* [Travail demandé]
**A)** Les affirmations suivantes concordent-elles avec l’extrait sur les comorbidités ? Répondez par oui ou par non et citez les mots du texte qui permettent de trancher.
(i) Plus de la moitié des participants ayant subi des analyses de la densité osseuse présentaient une ostéopénie.
(ii) Les participants à l’étude ont été choisis au hasard.
(iii) Le sous-groupe ayant subi des analyses de la densité osseuse comptait 199 participants.
**B)** Pouvez-vous poursuivre l’extrait sur les comorbidités après sa dernière phrase ?

* [Extrait choisi]
····················

Seulement 7 % des participants n’avaient pas reçu de diagnostic de comorbidité.

Les chercheurs ont trouvé que près de 75 % des participants souffraient de deux comorbidités ou plus :

  • deux comorbidités : 26 %
  • trois comorbidités : 18 %
  • quatre comorbidités ou plus : 30 %

Densité osseuse

La densité minérale osseuse a tendance à diminuer avec l’âge, et les os plus minces sont plus sujets aux fractures. Des études menées auprès de personnes séropositives ont révélé que les os plus minces que la normale étaient un problème relativement courant.

Les chercheurs ont examiné les données recueillies auprès d’un sous-groupe de 199 participants à la présente étude qui avaient subi des analyses de la densité osseuse. L’équipe a constaté ce qui suit :

  • 29 % avaient une densité osseuse normale
  • 58 % avaient subi un amincissement modéré des os (ostéopénie)
  • 13 % avaient subi un amincissement grave des os (ostéoporose)

Maladies cardiaques et rénales

Les reins abondent en vaisseaux sanguins parce qu’ils filtrent le sang. Par conséquent, les affections touchant le cœur et les vaisseaux sanguins ont tendance à nuire à la santé des reins aussi. Les chercheurs ont utilisé des calculatrices des risques pour évaluer l’ampleur des risques de maladies cardiaques et rénales et ont trouvé ce qui suit :

Risque de maladies cardiovasculaires

  • faible : 58 %
  • moyen : 38 %
  • élevé : 10 %

Risque de maladies rénales

  • faible : 12 %
  • moyen : 19 %
  • élevé : 69 %

À retenir

Dans un échantillon de 1 000 Canadiens séropositifs sous TAR, ces chercheurs ont constaté des taux élevés de comorbidités. De plus, une proportion importante des participants (presque 70 %) étaient plus à risque de souffrir de maladies des reins, et 10 % étaient plus à risque d’avoir une maladie cardiovasculaire.

Il s’agit ici d’une étude rétrospective, et il semble que les participants n’aient pas été choisis au hasard. Les études rétrospectives coûtent moins cher que les autres genres d’études parce que le travail de la collecte des données a déjà été fait, et ces études constituent un bon point de départ pour aborder une question de recherche. Cependant, il arrive parfois par inadvertance que l’analyse des études rétrospectives donne lieu à des conclusions faussées. Quoi qu’il en soit, cette équipe de recherche a documenté les problèmes pour lesquels les patients avaient récemment consulté leur médecin, ce qui est utile.

····················

* [Données extraites]
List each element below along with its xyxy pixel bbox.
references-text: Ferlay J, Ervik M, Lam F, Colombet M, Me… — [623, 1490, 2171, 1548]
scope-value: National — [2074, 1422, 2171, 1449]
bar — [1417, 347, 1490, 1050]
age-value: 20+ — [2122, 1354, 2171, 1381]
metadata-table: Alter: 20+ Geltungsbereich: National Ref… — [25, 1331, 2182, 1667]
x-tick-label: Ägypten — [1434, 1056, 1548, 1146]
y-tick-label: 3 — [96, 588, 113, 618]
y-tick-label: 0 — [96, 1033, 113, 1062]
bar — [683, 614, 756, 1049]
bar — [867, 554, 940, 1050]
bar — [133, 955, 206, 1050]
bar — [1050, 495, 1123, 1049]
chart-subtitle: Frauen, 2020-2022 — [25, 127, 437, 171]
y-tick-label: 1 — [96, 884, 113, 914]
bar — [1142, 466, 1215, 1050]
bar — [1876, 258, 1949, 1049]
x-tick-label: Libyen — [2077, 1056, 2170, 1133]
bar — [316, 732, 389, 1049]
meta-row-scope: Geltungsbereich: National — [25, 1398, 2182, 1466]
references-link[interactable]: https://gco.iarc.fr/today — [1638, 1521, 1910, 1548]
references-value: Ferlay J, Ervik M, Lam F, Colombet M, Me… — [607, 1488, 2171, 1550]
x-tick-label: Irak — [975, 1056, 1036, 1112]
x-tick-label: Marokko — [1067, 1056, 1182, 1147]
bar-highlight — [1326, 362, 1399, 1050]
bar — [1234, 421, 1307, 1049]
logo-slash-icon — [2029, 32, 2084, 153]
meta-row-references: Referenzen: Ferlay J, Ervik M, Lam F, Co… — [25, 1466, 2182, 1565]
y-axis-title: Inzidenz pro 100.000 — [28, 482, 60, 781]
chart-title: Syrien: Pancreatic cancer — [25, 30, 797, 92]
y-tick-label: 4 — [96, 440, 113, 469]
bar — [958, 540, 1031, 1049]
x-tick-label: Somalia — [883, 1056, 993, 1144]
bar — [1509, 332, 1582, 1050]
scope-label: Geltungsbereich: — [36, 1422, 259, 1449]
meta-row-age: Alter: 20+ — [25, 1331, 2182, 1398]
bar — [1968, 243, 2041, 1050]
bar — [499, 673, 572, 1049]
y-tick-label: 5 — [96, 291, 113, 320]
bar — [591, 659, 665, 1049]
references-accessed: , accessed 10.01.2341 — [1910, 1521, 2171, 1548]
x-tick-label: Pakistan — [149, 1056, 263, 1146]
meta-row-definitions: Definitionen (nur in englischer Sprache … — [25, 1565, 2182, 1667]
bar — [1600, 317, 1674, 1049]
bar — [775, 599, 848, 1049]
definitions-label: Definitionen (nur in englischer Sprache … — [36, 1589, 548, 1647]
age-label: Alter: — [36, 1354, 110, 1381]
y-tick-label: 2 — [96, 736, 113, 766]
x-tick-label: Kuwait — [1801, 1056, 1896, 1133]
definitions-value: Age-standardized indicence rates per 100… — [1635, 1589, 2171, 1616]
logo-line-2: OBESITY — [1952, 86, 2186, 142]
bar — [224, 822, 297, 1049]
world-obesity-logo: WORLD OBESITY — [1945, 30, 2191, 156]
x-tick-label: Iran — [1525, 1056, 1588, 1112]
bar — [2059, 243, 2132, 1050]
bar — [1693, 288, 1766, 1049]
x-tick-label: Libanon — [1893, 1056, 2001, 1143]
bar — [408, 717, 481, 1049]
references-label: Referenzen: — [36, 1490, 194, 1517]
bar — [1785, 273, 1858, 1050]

····················

* [Résultats obtenus]
**A)**
(i) Oui : « 58 % avaient subi un amincissement modéré des os (ostéopénie) ».
(ii) Non : « il semble que les participants n’aient pas été choisis au hasard ».
(iii) Oui : « un sous-groupe de 199 participants à la présente étude qui avaient subi des analyses de la densité osseuse ».

**B)**
Une approche différente aurait consisté à évaluer aussi des personnes séronégatives d’âge, de sexe et de statut socioéconomique semblables afin de comparer les proportions de comorbidités. Une telle approche aurait toutefois coûté plus cher, exigé plus de travail et nécessité plus de temps pour recueillir les données, car les médecins ne s’intéressent pas généralement aux données socioéconomiques des individus. Chaque façon de concevoir une étude a ses avantages et désavantages, et ces derniers doivent être pris en considération à la lumière du financement disponible.

Cette étude est importante parce que les comorbidités et leurs facteurs de risque contribuent énormément à une mauvaise qualité de vie liée à la santé. De plus, si elles ne sont pas traitées, les comorbidités peuvent réduire l’espérance de vie.

Vers l’avenir

Cette étude s’est élargie pour inclure les données de 10 cliniques, pour un total de 2 000 participants. L’analyse des données de cet échantillon plus grand est en cours. Cette masse de données élargie brossera un portrait utile des comorbidités touchant les personnes séropositives au Canada. Les chercheurs espèrent présenter les résultats de cette masse de données additionnelles lors d’une conférence en 2019. Les données finales seront très utiles et fourniront la justification d’autres études conçues pour surveiller la santé des personnes séropositives et les interventions visant à maintenir ou à améliorer leur santé en réduisant le risque et la gravité des comorbidités.

—Sean R. Hosein

RÉFÉRENCE :

Fraser C, Wong A, Baril J-G, et al. Canadian HIV practice reflective initiative to improve management of patients with co-morbidities. Canadian Association for HIV Research, 26-29 April 2018, Vancouver, British Columbia. Poster CSP8.10.